Reproduce all of the following entries word for word.
···
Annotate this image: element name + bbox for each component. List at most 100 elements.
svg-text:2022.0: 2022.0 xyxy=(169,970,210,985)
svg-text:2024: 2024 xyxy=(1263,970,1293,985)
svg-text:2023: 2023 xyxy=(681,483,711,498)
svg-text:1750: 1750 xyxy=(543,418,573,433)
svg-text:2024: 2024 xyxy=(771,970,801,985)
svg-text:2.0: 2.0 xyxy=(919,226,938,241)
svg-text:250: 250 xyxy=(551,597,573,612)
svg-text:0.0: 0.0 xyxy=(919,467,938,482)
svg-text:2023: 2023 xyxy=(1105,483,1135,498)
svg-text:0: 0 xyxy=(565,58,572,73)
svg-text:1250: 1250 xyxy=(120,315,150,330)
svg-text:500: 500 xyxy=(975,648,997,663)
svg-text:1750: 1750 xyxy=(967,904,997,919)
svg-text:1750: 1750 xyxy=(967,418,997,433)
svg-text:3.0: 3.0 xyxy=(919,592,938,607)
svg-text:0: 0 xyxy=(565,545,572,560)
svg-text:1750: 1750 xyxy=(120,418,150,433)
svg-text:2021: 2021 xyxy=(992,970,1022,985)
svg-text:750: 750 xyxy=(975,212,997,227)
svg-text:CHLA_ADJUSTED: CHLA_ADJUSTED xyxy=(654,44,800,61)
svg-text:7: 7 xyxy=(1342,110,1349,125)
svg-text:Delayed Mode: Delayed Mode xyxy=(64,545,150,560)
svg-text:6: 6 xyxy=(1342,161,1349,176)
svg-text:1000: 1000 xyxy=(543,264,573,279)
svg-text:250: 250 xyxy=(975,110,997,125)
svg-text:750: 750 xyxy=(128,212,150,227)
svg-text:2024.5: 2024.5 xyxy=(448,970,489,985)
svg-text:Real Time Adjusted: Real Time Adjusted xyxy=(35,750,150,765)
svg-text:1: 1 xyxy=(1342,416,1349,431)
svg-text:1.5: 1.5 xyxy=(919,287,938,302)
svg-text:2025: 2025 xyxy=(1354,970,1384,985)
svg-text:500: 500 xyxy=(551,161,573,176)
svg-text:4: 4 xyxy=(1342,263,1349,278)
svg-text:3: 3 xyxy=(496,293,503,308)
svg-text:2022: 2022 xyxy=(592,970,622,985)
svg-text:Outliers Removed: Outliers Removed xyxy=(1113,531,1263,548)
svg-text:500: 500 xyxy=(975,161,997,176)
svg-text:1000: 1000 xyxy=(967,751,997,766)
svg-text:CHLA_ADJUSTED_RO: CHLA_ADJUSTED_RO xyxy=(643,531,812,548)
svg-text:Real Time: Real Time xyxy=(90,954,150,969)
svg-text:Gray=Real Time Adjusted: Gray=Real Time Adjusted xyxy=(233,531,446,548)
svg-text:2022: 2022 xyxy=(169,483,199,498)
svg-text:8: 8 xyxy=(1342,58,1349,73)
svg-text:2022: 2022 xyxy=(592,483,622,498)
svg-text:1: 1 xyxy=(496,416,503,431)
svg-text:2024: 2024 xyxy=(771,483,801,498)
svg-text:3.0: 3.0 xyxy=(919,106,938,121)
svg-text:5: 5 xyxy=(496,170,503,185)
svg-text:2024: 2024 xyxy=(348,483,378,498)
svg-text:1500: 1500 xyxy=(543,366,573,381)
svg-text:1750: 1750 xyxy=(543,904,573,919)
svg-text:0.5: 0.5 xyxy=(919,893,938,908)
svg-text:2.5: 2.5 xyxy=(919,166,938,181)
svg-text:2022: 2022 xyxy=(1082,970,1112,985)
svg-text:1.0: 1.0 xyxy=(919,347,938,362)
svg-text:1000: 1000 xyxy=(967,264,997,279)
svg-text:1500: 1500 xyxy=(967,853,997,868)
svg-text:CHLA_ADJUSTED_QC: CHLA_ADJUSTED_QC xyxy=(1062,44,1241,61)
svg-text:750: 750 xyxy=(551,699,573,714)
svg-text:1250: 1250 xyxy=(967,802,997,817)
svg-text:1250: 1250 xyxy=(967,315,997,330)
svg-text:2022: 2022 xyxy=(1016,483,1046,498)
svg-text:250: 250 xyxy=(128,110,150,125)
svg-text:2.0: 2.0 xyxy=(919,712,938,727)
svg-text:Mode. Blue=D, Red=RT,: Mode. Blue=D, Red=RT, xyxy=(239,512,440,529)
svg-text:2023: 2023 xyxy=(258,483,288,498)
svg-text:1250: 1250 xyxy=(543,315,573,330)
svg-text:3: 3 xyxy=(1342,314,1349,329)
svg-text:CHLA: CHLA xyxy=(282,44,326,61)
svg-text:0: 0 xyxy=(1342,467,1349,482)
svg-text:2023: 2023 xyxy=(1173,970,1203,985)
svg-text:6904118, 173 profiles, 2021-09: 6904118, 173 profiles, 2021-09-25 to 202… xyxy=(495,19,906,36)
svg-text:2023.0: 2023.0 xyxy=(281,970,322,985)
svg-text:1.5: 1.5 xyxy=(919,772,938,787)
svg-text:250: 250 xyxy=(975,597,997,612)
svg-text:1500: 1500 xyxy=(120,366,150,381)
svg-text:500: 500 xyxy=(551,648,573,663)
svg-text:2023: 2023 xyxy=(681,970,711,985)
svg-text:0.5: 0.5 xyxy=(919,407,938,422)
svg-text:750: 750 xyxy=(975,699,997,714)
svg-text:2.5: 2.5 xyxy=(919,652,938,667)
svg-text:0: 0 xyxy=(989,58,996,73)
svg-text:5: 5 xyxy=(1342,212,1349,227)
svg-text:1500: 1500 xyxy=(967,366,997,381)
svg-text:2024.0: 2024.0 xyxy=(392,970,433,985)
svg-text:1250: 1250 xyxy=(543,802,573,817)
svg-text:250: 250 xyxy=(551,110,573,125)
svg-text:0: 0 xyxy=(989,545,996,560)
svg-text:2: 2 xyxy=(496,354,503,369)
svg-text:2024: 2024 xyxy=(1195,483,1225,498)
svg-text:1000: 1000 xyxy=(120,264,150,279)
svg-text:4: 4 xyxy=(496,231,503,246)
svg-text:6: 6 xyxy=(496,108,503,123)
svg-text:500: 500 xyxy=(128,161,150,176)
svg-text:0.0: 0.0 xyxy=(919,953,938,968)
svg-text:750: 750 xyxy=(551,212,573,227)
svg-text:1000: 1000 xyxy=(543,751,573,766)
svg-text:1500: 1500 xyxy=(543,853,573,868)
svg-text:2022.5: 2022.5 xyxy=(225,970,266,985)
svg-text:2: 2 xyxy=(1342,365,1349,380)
···
● **Answer below**
Annotate this image: element name + bbox for each component. List at most 100 elements.
svg-text:2022.0: 2022.0 xyxy=(169,970,210,985)
svg-text:2024: 2024 xyxy=(1263,970,1293,985)
svg-text:2023: 2023 xyxy=(681,483,711,498)
svg-text:1750: 1750 xyxy=(543,418,573,433)
svg-text:2024: 2024 xyxy=(771,970,801,985)
svg-text:2.0: 2.0 xyxy=(919,226,938,241)
svg-text:250: 250 xyxy=(551,597,573,612)
svg-text:0.0: 0.0 xyxy=(919,467,938,482)
svg-text:2023: 2023 xyxy=(1105,483,1135,498)
svg-text:0: 0 xyxy=(565,58,572,73)
svg-text:1250: 1250 xyxy=(120,315,150,330)
svg-text:500: 500 xyxy=(975,648,997,663)
svg-text:1750: 1750 xyxy=(967,904,997,919)
svg-text:1750: 1750 xyxy=(967,418,997,433)
svg-text:3.0: 3.0 xyxy=(919,592,938,607)
svg-text:0: 0 xyxy=(565,545,572,560)
svg-text:1750: 1750 xyxy=(120,418,150,433)
svg-text:2021: 2021 xyxy=(992,970,1022,985)
svg-text:750: 750 xyxy=(975,212,997,227)
svg-text:CHLA_ADJUSTED: CHLA_ADJUSTED xyxy=(654,44,800,61)
svg-text:7: 7 xyxy=(1342,110,1349,125)
svg-text:Delayed Mode: Delayed Mode xyxy=(64,545,150,560)
svg-text:6: 6 xyxy=(1342,161,1349,176)
svg-text:1000: 1000 xyxy=(543,264,573,279)
svg-text:250: 250 xyxy=(975,110,997,125)
svg-text:750: 750 xyxy=(128,212,150,227)
svg-text:2024.5: 2024.5 xyxy=(448,970,489,985)
svg-text:Real Time Adjusted: Real Time Adjusted xyxy=(35,750,150,765)
svg-text:1: 1 xyxy=(1342,416,1349,431)
svg-text:1.5: 1.5 xyxy=(919,287,938,302)
svg-text:2025: 2025 xyxy=(1354,970,1384,985)
svg-text:500: 500 xyxy=(551,161,573,176)
svg-text:4: 4 xyxy=(1342,263,1349,278)
svg-text:3: 3 xyxy=(496,293,503,308)
svg-text:2022: 2022 xyxy=(592,970,622,985)
svg-text:Outliers Removed: Outliers Removed xyxy=(1113,531,1263,548)
svg-text:500: 500 xyxy=(975,161,997,176)
svg-text:1000: 1000 xyxy=(967,751,997,766)
svg-text:CHLA_ADJUSTED_RO: CHLA_ADJUSTED_RO xyxy=(643,531,812,548)
svg-text:Real Time: Real Time xyxy=(90,954,150,969)
svg-text:Gray=Real Time Adjusted: Gray=Real Time Adjusted xyxy=(233,531,446,548)
svg-text:2022: 2022 xyxy=(169,483,199,498)
svg-text:8: 8 xyxy=(1342,58,1349,73)
svg-text:2022: 2022 xyxy=(592,483,622,498)
svg-text:1: 1 xyxy=(496,416,503,431)
svg-text:2024: 2024 xyxy=(771,483,801,498)
svg-text:3.0: 3.0 xyxy=(919,106,938,121)
svg-text:5: 5 xyxy=(496,170,503,185)
svg-text:2024: 2024 xyxy=(348,483,378,498)
svg-text:1500: 1500 xyxy=(543,366,573,381)
svg-text:1750: 1750 xyxy=(543,904,573,919)
svg-text:0.5: 0.5 xyxy=(919,893,938,908)
svg-text:2.5: 2.5 xyxy=(919,166,938,181)
svg-text:2022: 2022 xyxy=(1082,970,1112,985)
svg-text:1.0: 1.0 xyxy=(919,347,938,362)
svg-text:1000: 1000 xyxy=(967,264,997,279)
svg-text:1500: 1500 xyxy=(967,853,997,868)
svg-text:CHLA_ADJUSTED_QC: CHLA_ADJUSTED_QC xyxy=(1062,44,1241,61)
svg-text:750: 750 xyxy=(551,699,573,714)
svg-text:1250: 1250 xyxy=(967,802,997,817)
svg-text:1250: 1250 xyxy=(967,315,997,330)
svg-text:2022: 2022 xyxy=(1016,483,1046,498)
svg-text:250: 250 xyxy=(128,110,150,125)
svg-text:2.0: 2.0 xyxy=(919,712,938,727)
svg-text:Mode. Blue=D, Red=RT,: Mode. Blue=D, Red=RT, xyxy=(239,512,440,529)
svg-text:2023: 2023 xyxy=(258,483,288,498)
svg-text:1250: 1250 xyxy=(543,315,573,330)
svg-text:3: 3 xyxy=(1342,314,1349,329)
svg-text:CHLA: CHLA xyxy=(282,44,326,61)
svg-text:0: 0 xyxy=(1342,467,1349,482)
svg-text:2023: 2023 xyxy=(1173,970,1203,985)
svg-text:6904118, 173 profiles, 2021-09: 6904118, 173 profiles, 2021-09-25 to 202… xyxy=(495,19,906,36)
svg-text:2023.0: 2023.0 xyxy=(281,970,322,985)
svg-text:1.5: 1.5 xyxy=(919,772,938,787)
svg-text:250: 250 xyxy=(975,597,997,612)
svg-text:1500: 1500 xyxy=(120,366,150,381)
svg-text:500: 500 xyxy=(551,648,573,663)
svg-text:2023: 2023 xyxy=(681,970,711,985)
svg-text:0.5: 0.5 xyxy=(919,407,938,422)
svg-text:750: 750 xyxy=(975,699,997,714)
svg-text:2.5: 2.5 xyxy=(919,652,938,667)
svg-text:0: 0 xyxy=(989,58,996,73)
svg-text:5: 5 xyxy=(1342,212,1349,227)
svg-text:1500: 1500 xyxy=(967,366,997,381)
svg-text:2024.0: 2024.0 xyxy=(392,970,433,985)
svg-text:1250: 1250 xyxy=(543,802,573,817)
svg-text:250: 250 xyxy=(551,110,573,125)
svg-text:0: 0 xyxy=(989,545,996,560)
svg-text:2: 2 xyxy=(496,354,503,369)
svg-text:2024: 2024 xyxy=(1195,483,1225,498)
svg-text:1000: 1000 xyxy=(120,264,150,279)
svg-text:4: 4 xyxy=(496,231,503,246)
svg-text:6: 6 xyxy=(496,108,503,123)
svg-text:500: 500 xyxy=(128,161,150,176)
svg-text:0.0: 0.0 xyxy=(919,953,938,968)
svg-text:750: 750 xyxy=(551,212,573,227)
svg-text:1000: 1000 xyxy=(543,751,573,766)
svg-text:1500: 1500 xyxy=(543,853,573,868)
svg-text:2022.5: 2022.5 xyxy=(225,970,266,985)
svg-text:2: 2 xyxy=(1342,365,1349,380)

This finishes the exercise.